◆ **INFORMATION SUPPLIED**
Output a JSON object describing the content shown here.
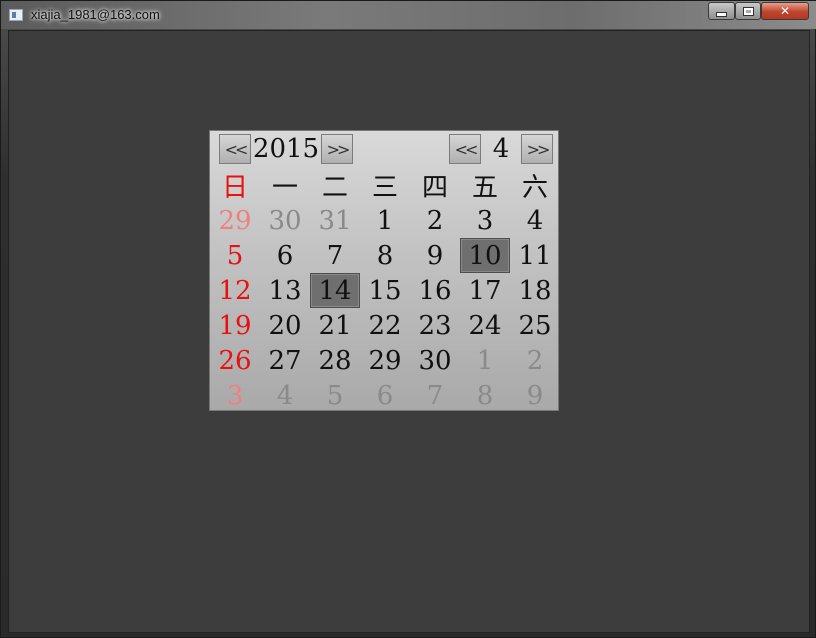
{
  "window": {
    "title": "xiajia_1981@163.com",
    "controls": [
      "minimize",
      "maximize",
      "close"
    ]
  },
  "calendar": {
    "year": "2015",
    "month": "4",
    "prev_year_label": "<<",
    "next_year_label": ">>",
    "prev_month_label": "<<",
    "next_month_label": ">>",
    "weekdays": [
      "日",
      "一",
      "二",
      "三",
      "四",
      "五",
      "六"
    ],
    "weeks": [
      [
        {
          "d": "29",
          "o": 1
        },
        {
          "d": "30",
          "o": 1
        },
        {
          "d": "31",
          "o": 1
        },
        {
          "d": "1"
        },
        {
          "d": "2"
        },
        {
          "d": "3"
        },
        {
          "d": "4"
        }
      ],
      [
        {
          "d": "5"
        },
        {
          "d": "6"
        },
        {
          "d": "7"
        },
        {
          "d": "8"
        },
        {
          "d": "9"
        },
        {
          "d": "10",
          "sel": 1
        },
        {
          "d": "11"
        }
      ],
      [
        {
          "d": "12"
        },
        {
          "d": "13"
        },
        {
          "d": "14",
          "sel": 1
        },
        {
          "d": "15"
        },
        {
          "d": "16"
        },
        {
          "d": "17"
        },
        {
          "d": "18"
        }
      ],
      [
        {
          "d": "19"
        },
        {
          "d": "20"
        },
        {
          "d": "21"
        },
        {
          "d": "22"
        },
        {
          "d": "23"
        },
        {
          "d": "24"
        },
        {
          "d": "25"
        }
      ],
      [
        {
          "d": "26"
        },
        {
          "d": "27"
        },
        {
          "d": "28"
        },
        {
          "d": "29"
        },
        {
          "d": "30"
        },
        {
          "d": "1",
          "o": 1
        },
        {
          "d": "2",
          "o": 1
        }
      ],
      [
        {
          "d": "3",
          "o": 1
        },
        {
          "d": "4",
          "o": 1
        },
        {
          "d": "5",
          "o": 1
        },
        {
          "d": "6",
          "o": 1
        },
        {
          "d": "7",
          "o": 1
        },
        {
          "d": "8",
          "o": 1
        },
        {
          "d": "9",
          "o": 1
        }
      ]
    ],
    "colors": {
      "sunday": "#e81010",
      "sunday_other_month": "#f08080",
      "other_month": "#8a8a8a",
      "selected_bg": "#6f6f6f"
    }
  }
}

◆ **SHORT TASK**
Reproduce the listing above exactly, excluding all pictures.

◆ **ANSWER**
Output a JSON object describing the content shown here.
{
  "window": {
    "title": "xiajia_1981@163.com",
    "controls": [
      "minimize",
      "maximize",
      "close"
    ]
  },
  "calendar": {
    "year": "2015",
    "month": "4",
    "prev_year_label": "<<",
    "next_year_label": ">>",
    "prev_month_label": "<<",
    "next_month_label": ">>",
    "weekdays": [
      "日",
      "一",
      "二",
      "三",
      "四",
      "五",
      "六"
    ],
    "weeks": [
      [
        {
          "d": "29",
          "o": 1
        },
        {
          "d": "30",
          "o": 1
        },
        {
          "d": "31",
          "o": 1
        },
        {
          "d": "1"
        },
        {
          "d": "2"
        },
        {
          "d": "3"
        },
        {
          "d": "4"
        }
      ],
      [
        {
          "d": "5"
        },
        {
          "d": "6"
        },
        {
          "d": "7"
        },
        {
          "d": "8"
        },
        {
          "d": "9"
        },
        {
          "d": "10",
          "sel": 1
        },
        {
          "d": "11"
        }
      ],
      [
        {
          "d": "12"
        },
        {
          "d": "13"
        },
        {
          "d": "14",
          "sel": 1
        },
        {
          "d": "15"
        },
        {
          "d": "16"
        },
        {
          "d": "17"
        },
        {
          "d": "18"
        }
      ],
      [
        {
          "d": "19"
        },
        {
          "d": "20"
        },
        {
          "d": "21"
        },
        {
          "d": "22"
        },
        {
          "d": "23"
        },
        {
          "d": "24"
        },
        {
          "d": "25"
        }
      ],
      [
        {
          "d": "26"
        },
        {
          "d": "27"
        },
        {
          "d": "28"
        },
        {
          "d": "29"
        },
        {
          "d": "30"
        },
        {
          "d": "1",
          "o": 1
        },
        {
          "d": "2",
          "o": 1
        }
      ],
      [
        {
          "d": "3",
          "o": 1
        },
        {
          "d": "4",
          "o": 1
        },
        {
          "d": "5",
          "o": 1
        },
        {
          "d": "6",
          "o": 1
        },
        {
          "d": "7",
          "o": 1
        },
        {
          "d": "8",
          "o": 1
        },
        {
          "d": "9",
          "o": 1
        }
      ]
    ],
    "colors": {
      "sunday": "#e81010",
      "sunday_other_month": "#f08080",
      "other_month": "#8a8a8a",
      "selected_bg": "#6f6f6f"
    }
  }
}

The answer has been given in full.